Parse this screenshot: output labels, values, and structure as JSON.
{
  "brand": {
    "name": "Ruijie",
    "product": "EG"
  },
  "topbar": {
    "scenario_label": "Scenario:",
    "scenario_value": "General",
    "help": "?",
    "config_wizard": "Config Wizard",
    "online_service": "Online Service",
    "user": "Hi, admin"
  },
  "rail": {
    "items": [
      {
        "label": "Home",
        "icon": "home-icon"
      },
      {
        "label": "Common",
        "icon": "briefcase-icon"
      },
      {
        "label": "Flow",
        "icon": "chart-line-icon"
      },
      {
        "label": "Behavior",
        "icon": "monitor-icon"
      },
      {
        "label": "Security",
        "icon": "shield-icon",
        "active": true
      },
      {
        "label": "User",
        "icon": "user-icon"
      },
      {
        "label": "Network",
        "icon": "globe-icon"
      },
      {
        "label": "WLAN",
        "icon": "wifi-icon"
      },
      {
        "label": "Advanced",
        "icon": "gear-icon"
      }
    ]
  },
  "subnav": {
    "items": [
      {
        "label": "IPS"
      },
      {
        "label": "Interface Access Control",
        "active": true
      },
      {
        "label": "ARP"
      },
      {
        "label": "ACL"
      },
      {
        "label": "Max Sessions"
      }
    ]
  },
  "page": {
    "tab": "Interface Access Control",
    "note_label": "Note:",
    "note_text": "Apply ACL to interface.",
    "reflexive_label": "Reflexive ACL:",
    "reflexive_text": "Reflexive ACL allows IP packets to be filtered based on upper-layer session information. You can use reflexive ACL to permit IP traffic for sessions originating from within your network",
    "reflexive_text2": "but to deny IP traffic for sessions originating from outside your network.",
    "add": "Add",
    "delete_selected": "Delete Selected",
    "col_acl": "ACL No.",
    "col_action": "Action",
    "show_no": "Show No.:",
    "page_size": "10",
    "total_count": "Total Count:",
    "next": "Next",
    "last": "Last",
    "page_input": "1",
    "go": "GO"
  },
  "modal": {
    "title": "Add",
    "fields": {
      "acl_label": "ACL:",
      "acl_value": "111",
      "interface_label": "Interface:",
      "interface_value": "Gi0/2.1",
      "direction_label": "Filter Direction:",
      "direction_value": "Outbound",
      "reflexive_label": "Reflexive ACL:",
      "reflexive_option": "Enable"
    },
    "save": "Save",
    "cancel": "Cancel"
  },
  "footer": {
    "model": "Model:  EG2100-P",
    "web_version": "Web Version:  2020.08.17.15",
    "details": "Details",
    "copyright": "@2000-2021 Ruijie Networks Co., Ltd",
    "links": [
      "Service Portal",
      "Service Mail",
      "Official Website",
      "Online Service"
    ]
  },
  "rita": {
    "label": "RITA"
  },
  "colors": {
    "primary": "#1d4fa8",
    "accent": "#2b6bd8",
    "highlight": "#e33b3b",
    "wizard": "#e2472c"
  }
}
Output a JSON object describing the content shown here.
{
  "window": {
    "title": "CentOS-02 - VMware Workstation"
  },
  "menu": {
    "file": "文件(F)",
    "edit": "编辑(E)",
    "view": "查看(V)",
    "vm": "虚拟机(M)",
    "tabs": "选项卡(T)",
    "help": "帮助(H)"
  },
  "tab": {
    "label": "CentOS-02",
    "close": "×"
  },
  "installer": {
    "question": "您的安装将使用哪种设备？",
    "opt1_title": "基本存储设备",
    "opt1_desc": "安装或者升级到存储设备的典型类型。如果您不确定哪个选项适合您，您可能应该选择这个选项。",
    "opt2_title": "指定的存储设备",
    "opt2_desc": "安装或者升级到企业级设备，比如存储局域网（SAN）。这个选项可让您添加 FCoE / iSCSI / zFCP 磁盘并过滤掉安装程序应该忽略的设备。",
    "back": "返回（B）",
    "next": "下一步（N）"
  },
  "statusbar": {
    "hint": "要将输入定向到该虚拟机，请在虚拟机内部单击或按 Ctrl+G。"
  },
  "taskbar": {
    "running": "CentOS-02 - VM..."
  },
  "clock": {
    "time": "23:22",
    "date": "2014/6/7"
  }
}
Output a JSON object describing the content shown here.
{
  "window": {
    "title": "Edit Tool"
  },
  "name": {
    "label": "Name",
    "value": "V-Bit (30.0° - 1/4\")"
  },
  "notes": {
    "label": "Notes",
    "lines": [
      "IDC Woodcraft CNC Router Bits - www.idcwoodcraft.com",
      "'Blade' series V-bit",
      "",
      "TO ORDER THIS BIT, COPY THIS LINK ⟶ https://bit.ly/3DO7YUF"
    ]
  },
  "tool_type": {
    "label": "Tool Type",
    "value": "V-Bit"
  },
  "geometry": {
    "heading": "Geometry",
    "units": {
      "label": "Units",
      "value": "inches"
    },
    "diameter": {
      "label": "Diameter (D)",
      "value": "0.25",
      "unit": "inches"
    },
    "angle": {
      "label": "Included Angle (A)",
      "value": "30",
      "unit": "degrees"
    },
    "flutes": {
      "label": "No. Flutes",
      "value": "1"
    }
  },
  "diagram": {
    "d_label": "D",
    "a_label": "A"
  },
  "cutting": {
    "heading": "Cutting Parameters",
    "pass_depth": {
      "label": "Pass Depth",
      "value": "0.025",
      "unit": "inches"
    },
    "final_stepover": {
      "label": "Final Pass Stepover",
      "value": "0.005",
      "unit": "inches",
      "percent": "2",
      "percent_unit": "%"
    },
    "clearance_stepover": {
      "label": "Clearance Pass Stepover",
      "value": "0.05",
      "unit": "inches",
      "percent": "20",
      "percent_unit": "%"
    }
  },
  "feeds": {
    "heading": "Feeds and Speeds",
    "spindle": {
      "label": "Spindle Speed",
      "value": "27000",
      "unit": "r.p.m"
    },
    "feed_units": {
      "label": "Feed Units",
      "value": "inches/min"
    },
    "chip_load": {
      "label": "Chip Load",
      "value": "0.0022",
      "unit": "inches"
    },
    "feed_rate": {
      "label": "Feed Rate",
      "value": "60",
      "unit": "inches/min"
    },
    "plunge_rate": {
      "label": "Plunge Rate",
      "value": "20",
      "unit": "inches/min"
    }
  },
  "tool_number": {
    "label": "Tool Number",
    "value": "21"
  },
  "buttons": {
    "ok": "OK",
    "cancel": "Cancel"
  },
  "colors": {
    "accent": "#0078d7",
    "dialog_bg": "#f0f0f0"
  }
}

**YOUR GOAL:** Gather, from the listing above, every line carrying the word "originating".

**TASK ANSWER:**
    "reflexive_text": "Reflexive ACL allows IP packets to be filtered based on upper-layer session information. You can use reflexive ACL to permit IP traffic for sessions originating from within your network",
    "reflexive_text2": "but to deny IP traffic for sessions originating from outside your network.",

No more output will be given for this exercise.